■ PROBLEM STATEMENT: Give back, word for word, everything in the listing from its first line down to and including the line that contains "The distorted film image 30 is at (99, 63).".

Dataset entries
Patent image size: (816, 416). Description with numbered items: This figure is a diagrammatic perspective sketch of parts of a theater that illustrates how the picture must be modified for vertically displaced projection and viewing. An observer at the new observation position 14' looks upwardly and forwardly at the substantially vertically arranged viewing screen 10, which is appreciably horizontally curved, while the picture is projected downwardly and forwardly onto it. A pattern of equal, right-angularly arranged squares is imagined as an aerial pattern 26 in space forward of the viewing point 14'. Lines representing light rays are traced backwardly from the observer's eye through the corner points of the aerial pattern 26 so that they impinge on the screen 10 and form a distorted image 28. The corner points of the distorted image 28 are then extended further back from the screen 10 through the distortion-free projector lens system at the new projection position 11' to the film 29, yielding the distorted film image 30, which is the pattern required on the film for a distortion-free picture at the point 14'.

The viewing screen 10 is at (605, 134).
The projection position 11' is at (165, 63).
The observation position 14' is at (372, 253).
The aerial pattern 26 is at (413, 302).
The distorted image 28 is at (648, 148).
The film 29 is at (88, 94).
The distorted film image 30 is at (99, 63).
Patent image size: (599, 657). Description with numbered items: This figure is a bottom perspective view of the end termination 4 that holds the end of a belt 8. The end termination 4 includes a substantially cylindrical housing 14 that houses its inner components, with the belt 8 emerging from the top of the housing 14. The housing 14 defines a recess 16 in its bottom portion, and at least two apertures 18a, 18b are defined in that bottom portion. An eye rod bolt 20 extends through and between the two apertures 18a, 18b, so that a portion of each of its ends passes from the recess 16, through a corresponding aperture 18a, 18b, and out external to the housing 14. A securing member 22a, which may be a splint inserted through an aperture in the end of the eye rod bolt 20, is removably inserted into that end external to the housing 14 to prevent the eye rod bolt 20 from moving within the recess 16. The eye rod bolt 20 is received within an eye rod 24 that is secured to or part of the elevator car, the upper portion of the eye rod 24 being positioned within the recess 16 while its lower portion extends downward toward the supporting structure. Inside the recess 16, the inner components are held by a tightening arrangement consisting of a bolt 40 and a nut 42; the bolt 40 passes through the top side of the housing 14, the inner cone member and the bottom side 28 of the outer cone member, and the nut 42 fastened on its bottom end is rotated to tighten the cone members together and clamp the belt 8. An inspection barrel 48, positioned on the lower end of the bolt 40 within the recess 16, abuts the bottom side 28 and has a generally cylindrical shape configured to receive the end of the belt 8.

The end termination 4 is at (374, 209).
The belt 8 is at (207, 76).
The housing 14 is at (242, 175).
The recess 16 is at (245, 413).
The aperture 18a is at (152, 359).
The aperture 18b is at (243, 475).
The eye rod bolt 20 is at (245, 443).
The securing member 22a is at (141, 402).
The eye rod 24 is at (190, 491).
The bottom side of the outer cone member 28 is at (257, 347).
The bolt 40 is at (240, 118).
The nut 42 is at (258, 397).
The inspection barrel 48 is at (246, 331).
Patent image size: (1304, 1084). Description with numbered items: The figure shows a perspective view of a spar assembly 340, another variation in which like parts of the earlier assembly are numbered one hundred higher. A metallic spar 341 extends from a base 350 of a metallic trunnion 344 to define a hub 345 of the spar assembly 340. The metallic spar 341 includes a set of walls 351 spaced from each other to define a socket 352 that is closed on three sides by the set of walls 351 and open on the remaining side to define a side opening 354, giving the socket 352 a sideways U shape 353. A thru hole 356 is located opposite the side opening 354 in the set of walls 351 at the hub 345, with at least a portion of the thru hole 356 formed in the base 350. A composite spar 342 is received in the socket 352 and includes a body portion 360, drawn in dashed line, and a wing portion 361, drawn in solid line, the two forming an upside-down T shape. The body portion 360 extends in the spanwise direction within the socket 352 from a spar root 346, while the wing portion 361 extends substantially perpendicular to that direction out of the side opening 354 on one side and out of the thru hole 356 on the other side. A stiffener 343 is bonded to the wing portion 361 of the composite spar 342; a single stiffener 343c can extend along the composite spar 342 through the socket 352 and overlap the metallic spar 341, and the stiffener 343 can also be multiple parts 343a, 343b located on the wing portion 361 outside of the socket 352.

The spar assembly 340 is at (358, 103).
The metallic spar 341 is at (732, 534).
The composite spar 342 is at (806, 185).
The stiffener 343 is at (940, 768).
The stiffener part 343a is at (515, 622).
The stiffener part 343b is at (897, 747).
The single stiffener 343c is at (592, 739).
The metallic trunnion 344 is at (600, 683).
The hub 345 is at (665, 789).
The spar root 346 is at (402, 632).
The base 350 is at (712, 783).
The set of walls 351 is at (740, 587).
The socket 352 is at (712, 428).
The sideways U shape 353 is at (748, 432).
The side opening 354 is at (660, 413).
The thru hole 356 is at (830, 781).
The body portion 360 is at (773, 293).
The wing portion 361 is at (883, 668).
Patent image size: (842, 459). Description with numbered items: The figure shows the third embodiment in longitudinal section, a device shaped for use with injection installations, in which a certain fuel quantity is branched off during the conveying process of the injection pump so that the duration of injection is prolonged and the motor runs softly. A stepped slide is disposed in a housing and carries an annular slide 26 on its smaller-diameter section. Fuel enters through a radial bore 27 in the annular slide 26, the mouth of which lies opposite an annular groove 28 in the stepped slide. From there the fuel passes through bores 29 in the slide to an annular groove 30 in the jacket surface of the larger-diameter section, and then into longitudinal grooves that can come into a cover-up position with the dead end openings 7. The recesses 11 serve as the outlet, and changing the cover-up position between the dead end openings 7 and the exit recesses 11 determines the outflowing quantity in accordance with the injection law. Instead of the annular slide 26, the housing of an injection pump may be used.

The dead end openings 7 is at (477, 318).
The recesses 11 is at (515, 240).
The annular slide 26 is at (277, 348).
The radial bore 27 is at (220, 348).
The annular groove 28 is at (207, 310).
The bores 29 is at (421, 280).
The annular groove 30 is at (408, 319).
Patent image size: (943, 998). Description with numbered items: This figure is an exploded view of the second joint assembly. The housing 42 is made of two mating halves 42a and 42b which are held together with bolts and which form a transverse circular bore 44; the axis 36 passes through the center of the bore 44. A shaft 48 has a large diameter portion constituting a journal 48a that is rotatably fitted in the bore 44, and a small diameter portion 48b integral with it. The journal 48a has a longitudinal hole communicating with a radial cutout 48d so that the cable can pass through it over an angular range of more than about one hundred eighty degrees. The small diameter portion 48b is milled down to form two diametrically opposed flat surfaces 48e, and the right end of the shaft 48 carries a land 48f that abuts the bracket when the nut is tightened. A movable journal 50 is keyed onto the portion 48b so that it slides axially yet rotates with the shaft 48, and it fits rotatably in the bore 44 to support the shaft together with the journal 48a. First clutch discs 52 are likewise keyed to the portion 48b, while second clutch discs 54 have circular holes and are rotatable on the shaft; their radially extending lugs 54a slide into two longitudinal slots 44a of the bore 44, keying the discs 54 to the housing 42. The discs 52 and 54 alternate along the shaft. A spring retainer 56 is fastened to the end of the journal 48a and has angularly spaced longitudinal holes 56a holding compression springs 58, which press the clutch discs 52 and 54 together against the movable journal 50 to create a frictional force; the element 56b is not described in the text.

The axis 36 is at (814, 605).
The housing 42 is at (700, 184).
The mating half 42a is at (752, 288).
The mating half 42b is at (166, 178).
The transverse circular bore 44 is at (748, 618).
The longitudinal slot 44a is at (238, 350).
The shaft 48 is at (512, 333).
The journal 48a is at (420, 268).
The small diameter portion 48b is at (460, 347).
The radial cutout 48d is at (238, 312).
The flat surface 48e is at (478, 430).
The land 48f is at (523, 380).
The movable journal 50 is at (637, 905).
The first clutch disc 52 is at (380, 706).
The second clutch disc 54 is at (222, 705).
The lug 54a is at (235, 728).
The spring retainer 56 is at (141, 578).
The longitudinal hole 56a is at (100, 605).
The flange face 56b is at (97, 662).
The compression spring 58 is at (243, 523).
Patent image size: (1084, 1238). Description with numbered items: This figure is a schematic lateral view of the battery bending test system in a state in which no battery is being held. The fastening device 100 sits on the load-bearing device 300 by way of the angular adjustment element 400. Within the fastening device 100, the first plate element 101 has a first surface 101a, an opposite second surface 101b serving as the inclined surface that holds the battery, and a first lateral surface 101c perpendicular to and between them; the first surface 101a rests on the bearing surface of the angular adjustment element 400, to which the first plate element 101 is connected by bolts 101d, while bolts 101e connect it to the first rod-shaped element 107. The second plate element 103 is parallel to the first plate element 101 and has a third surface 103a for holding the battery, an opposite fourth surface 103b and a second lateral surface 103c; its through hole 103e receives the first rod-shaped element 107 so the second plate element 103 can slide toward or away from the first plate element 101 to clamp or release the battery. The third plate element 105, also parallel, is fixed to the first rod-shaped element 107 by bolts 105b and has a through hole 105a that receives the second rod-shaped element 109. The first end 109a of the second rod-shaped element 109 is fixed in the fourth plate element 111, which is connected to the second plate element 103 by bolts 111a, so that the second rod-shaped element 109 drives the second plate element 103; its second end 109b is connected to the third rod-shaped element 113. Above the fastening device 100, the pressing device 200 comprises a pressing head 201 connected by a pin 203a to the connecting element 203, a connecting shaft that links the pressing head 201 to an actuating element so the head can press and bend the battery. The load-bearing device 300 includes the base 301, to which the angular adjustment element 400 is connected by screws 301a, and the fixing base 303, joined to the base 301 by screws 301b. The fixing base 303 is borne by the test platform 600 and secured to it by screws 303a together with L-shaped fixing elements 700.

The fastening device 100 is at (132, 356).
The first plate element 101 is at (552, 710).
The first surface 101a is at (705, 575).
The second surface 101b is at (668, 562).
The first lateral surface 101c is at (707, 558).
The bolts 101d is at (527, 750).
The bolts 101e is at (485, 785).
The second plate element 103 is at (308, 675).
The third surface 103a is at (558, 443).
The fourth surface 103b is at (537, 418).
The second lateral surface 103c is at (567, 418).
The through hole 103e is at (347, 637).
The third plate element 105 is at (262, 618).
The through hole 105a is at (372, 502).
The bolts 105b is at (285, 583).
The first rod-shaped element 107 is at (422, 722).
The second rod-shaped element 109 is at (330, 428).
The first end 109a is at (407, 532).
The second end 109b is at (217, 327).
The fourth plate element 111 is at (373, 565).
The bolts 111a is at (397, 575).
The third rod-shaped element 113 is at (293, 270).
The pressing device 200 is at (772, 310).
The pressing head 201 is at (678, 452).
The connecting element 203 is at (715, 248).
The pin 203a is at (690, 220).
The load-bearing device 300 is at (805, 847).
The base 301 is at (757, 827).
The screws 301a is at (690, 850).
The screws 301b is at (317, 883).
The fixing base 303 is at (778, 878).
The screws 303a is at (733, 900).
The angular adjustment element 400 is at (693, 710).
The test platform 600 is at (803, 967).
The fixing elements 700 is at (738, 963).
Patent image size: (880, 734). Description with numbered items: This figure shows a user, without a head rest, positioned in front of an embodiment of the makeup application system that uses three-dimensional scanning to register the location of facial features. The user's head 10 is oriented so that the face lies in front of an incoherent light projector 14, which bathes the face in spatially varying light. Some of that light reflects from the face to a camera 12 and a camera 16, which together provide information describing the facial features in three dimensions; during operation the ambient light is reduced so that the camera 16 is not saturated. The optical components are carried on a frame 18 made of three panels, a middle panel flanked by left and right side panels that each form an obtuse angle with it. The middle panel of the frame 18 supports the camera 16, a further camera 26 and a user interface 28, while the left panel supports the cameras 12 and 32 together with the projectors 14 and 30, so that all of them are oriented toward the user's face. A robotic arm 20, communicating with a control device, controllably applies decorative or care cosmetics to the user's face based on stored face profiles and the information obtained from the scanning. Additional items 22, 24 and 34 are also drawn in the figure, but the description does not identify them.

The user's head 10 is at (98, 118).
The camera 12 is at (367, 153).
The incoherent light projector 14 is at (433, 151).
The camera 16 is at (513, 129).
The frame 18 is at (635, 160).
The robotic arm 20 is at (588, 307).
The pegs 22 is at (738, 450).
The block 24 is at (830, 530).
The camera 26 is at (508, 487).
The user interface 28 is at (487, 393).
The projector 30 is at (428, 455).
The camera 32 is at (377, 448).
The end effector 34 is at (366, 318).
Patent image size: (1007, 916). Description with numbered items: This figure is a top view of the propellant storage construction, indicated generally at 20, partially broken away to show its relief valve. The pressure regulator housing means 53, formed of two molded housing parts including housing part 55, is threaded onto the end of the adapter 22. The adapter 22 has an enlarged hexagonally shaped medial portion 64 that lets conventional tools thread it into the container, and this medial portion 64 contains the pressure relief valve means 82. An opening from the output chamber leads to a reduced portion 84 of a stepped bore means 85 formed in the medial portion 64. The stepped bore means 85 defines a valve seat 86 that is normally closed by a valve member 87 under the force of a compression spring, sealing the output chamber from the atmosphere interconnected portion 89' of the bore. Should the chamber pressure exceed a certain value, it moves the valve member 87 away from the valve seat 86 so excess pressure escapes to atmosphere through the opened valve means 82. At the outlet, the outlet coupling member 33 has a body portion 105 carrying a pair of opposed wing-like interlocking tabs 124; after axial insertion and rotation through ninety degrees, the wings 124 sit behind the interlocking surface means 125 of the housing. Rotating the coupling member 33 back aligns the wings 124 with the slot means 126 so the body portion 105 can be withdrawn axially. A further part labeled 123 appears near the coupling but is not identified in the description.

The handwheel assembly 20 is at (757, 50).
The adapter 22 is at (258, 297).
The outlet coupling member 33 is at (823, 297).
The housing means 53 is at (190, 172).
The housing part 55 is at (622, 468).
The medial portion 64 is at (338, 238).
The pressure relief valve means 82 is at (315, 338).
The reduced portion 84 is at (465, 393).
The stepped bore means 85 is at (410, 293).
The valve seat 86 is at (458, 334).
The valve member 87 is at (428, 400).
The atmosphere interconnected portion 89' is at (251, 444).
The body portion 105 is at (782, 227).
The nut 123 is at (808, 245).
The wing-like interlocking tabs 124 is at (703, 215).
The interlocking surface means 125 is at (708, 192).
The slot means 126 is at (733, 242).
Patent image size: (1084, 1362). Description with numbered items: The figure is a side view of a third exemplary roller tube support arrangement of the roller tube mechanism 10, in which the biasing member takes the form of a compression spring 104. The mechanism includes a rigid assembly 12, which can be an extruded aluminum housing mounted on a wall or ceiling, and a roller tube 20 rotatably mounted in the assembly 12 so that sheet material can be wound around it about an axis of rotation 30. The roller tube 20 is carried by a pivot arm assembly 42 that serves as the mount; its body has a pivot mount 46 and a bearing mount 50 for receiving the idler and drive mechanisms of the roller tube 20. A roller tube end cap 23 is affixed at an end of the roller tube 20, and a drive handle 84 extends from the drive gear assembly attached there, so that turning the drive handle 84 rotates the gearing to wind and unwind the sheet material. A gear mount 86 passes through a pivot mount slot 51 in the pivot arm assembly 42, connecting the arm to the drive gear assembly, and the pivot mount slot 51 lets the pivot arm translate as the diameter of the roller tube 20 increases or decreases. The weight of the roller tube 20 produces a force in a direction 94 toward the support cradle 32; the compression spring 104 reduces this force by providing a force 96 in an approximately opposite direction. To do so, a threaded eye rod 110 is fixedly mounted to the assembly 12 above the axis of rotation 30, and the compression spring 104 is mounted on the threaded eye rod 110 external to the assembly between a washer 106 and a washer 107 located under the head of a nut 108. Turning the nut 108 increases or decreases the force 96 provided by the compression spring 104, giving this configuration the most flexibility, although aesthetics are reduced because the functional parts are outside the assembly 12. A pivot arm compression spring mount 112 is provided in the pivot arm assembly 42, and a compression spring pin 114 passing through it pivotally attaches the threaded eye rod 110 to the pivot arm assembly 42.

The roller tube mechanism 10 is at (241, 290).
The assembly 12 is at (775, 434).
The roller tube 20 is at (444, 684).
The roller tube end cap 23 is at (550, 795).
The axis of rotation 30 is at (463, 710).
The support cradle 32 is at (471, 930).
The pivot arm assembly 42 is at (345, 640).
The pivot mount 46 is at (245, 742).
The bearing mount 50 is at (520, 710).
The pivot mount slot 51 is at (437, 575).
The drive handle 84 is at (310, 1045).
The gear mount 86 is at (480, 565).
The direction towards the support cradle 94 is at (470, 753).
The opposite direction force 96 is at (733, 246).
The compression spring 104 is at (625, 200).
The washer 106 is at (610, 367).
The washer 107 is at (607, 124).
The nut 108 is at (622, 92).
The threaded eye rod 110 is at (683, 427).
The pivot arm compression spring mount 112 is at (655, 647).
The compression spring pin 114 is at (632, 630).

■ ANSWER TO THE PROBLEM:
Patent image size: (816, 416). Description with numbered items: This figure is a diagrammatic perspective sketch of parts of a theater that illustrates how the picture must be modified for vertically displaced projection and viewing. An observer at the new observation position 14' looks upwardly and forwardly at the substantially vertically arranged viewing screen 10, which is appreciably horizontally curved, while the picture is projected downwardly and forwardly onto it. A pattern of equal, right-angularly arranged squares is imagined as an aerial pattern 26 in space forward of the viewing point 14'. Lines representing light rays are traced backwardly from the observer's eye through the corner points of the aerial pattern 26 so that they impinge on the screen 10 and form a distorted image 28. The corner points of the distorted image 28 are then extended further back from the screen 10 through the distortion-free projector lens system at the new projection position 11' to the film 29, yielding the distorted film image 30, which is the pattern required on the film for a distortion-free picture at the point 14'.

The viewing screen 10 is at (605, 134).
The projection position 11' is at (165, 63).
The observation position 14' is at (372, 253).
The aerial pattern 26 is at (413, 302).
The distorted image 28 is at (648, 148).
The film 29 is at (88, 94).
The distorted film image 30 is at (99, 63).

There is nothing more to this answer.